>> BEGIN Material provided

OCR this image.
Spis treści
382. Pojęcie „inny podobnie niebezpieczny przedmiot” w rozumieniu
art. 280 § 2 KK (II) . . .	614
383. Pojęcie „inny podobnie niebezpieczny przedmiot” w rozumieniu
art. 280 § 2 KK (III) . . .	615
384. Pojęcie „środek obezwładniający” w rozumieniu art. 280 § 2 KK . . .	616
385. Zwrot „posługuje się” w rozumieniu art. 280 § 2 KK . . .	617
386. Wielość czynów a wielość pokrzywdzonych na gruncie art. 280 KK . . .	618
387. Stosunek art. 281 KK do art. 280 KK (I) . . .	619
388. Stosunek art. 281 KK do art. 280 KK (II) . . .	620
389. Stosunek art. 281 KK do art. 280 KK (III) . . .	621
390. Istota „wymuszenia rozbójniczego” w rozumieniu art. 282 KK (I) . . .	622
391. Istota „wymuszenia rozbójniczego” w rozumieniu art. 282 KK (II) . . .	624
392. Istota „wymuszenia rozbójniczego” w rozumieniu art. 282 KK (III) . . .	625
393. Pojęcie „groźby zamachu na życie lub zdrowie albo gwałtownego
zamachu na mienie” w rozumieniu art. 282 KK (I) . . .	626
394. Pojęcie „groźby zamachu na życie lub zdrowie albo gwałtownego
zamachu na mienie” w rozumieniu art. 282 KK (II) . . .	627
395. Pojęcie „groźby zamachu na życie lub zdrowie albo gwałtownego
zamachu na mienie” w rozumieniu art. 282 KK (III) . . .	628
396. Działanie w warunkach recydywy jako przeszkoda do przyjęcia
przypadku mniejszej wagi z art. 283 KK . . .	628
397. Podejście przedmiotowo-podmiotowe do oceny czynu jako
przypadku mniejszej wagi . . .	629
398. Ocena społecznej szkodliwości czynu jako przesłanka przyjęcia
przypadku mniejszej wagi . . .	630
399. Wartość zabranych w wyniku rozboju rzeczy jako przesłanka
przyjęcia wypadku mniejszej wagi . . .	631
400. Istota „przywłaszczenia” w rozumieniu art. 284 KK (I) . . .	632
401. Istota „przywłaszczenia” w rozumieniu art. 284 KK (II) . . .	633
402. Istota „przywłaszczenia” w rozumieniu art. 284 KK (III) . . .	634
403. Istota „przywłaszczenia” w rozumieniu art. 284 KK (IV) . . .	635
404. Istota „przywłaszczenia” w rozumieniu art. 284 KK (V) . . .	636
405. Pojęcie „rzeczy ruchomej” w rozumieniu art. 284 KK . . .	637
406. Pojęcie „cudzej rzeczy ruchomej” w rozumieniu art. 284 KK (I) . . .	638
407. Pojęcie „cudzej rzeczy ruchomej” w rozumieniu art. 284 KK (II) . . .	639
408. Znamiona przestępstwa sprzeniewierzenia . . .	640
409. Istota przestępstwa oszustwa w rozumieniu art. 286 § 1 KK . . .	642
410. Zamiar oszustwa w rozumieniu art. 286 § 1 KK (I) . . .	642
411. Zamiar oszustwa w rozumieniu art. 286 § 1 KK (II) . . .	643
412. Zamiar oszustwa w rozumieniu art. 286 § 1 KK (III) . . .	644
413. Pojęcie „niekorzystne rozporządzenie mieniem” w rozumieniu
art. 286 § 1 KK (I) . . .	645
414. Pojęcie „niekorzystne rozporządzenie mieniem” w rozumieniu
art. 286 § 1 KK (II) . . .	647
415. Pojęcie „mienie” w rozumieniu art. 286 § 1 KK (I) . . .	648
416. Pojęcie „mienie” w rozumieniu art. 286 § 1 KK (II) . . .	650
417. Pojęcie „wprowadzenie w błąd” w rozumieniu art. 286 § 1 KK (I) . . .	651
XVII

>> END Material provided

» **Work to do**
Extract the whole listing, character for character.

» **Output**
OCR this image.
Spis treści
382. Pojęcie „inny podobnie niebezpieczny przedmiot” w rozumieniu
art. 280 § 2 KK (II) . . .	614
383. Pojęcie „inny podobnie niebezpieczny przedmiot” w rozumieniu
art. 280 § 2 KK (III) . . .	615
384. Pojęcie „środek obezwładniający” w rozumieniu art. 280 § 2 KK . . .	616
385. Zwrot „posługuje się” w rozumieniu art. 280 § 2 KK . . .	617
386. Wielość czynów a wielość pokrzywdzonych na gruncie art. 280 KK . . .	618
387. Stosunek art. 281 KK do art. 280 KK (I) . . .	619
388. Stosunek art. 281 KK do art. 280 KK (II) . . .	620
389. Stosunek art. 281 KK do art. 280 KK (III) . . .	621
390. Istota „wymuszenia rozbójniczego” w rozumieniu art. 282 KK (I) . . .	622
391. Istota „wymuszenia rozbójniczego” w rozumieniu art. 282 KK (II) . . .	624
392. Istota „wymuszenia rozbójniczego” w rozumieniu art. 282 KK (III) . . .	625
393. Pojęcie „groźby zamachu na życie lub zdrowie albo gwałtownego
zamachu na mienie” w rozumieniu art. 282 KK (I) . . .	626
394. Pojęcie „groźby zamachu na życie lub zdrowie albo gwałtownego
zamachu na mienie” w rozumieniu art. 282 KK (II) . . .	627
395. Pojęcie „groźby zamachu na życie lub zdrowie albo gwałtownego
zamachu na mienie” w rozumieniu art. 282 KK (III) . . .	628
396. Działanie w warunkach recydywy jako przeszkoda do przyjęcia
przypadku mniejszej wagi z art. 283 KK . . .	628
397. Podejście przedmiotowo-podmiotowe do oceny czynu jako
przypadku mniejszej wagi . . .	629
398. Ocena społecznej szkodliwości czynu jako przesłanka przyjęcia
przypadku mniejszej wagi . . .	630
399. Wartość zabranych w wyniku rozboju rzeczy jako przesłanka
przyjęcia wypadku mniejszej wagi . . .	631
400. Istota „przywłaszczenia” w rozumieniu art. 284 KK (I) . . .	632
401. Istota „przywłaszczenia” w rozumieniu art. 284 KK (II) . . .	633
402. Istota „przywłaszczenia” w rozumieniu art. 284 KK (III) . . .	634
403. Istota „przywłaszczenia” w rozumieniu art. 284 KK (IV) . . .	635
404. Istota „przywłaszczenia” w rozumieniu art. 284 KK (V) . . .	636
405. Pojęcie „rzeczy ruchomej” w rozumieniu art. 284 KK . . .	637
406. Pojęcie „cudzej rzeczy ruchomej” w rozumieniu art. 284 KK (I) . . .	638
407. Pojęcie „cudzej rzeczy ruchomej” w rozumieniu art. 284 KK (II) . . .	639
408. Znamiona przestępstwa sprzeniewierzenia . . .	640
409. Istota przestępstwa oszustwa w rozumieniu art. 286 § 1 KK . . .	642
410. Zamiar oszustwa w rozumieniu art. 286 § 1 KK (I) . . .	642
411. Zamiar oszustwa w rozumieniu art. 286 § 1 KK (II) . . .	643
412. Zamiar oszustwa w rozumieniu art. 286 § 1 KK (III) . . .	644
413. Pojęcie „niekorzystne rozporządzenie mieniem” w rozumieniu
art. 286 § 1 KK (I) . . .	645
414. Pojęcie „niekorzystne rozporządzenie mieniem” w rozumieniu
art. 286 § 1 KK (II) . . .	647
415. Pojęcie „mienie” w rozumieniu art. 286 § 1 KK (I) . . .	648
416. Pojęcie „mienie” w rozumieniu art. 286 § 1 KK (II) . . .	650
417. Pojęcie „wprowadzenie w błąd” w rozumieniu art. 286 § 1 KK (I) . . .	651
XVII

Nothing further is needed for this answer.